** start SUPPLIED INFORMATION **

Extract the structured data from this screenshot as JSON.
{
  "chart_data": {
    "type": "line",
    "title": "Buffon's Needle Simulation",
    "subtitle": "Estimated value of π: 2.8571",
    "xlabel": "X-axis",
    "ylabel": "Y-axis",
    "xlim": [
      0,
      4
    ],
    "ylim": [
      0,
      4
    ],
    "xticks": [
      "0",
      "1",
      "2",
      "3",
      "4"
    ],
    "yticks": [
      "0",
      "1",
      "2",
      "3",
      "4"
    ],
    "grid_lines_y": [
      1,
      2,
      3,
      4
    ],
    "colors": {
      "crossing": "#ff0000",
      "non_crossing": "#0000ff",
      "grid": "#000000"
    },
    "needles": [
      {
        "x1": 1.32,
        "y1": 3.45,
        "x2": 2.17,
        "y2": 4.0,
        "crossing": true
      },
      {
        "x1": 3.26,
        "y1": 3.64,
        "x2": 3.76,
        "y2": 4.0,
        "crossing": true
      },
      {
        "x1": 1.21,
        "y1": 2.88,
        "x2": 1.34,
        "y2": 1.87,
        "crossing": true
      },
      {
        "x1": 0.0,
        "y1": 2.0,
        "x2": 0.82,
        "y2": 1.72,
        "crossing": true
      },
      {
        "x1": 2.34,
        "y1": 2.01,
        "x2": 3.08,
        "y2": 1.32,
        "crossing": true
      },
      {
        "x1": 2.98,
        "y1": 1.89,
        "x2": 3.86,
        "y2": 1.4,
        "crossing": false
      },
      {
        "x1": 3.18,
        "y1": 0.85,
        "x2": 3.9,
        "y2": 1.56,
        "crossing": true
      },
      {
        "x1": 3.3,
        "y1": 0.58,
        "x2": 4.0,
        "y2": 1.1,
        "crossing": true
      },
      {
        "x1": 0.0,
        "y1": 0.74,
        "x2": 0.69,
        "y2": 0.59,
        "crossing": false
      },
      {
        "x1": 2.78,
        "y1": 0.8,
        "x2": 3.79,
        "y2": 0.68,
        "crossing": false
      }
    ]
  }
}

** end SUPPLIED INFORMATION **

* [TASK BRIEF]: Extract all of the data above and output it character for character.

* [SOLUTION TO THIS EXERCISE]:
Extract the structured data from this screenshot as JSON.
{
  "chart_data": {
    "type": "line",
    "title": "Buffon's Needle Simulation",
    "subtitle": "Estimated value of π: 2.8571",
    "xlabel": "X-axis",
    "ylabel": "Y-axis",
    "xlim": [
      0,
      4
    ],
    "ylim": [
      0,
      4
    ],
    "xticks": [
      "0",
      "1",
      "2",
      "3",
      "4"
    ],
    "yticks": [
      "0",
      "1",
      "2",
      "3",
      "4"
    ],
    "grid_lines_y": [
      1,
      2,
      3,
      4
    ],
    "colors": {
      "crossing": "#ff0000",
      "non_crossing": "#0000ff",
      "grid": "#000000"
    },
    "needles": [
      {
        "x1": 1.32,
        "y1": 3.45,
        "x2": 2.17,
        "y2": 4.0,
        "crossing": true
      },
      {
        "x1": 3.26,
        "y1": 3.64,
        "x2": 3.76,
        "y2": 4.0,
        "crossing": true
      },
      {
        "x1": 1.21,
        "y1": 2.88,
        "x2": 1.34,
        "y2": 1.87,
        "crossing": true
      },
      {
        "x1": 0.0,
        "y1": 2.0,
        "x2": 0.82,
        "y2": 1.72,
        "crossing": true
      },
      {
        "x1": 2.34,
        "y1": 2.01,
        "x2": 3.08,
        "y2": 1.32,
        "crossing": true
      },
      {
        "x1": 2.98,
        "y1": 1.89,
        "x2": 3.86,
        "y2": 1.4,
        "crossing": false
      },
      {
        "x1": 3.18,
        "y1": 0.85,
        "x2": 3.9,
        "y2": 1.56,
        "crossing": true
      },
      {
        "x1": 3.3,
        "y1": 0.58,
        "x2": 4.0,
        "y2": 1.1,
        "crossing": true
      },
      {
        "x1": 0.0,
        "y1": 0.74,
        "x2": 0.69,
        "y2": 0.59,
        "crossing": false
      },
      {
        "x1": 2.78,
        "y1": 0.8,
        "x2": 3.79,
        "y2": 0.68,
        "crossing": false
      }
    ]
  }
}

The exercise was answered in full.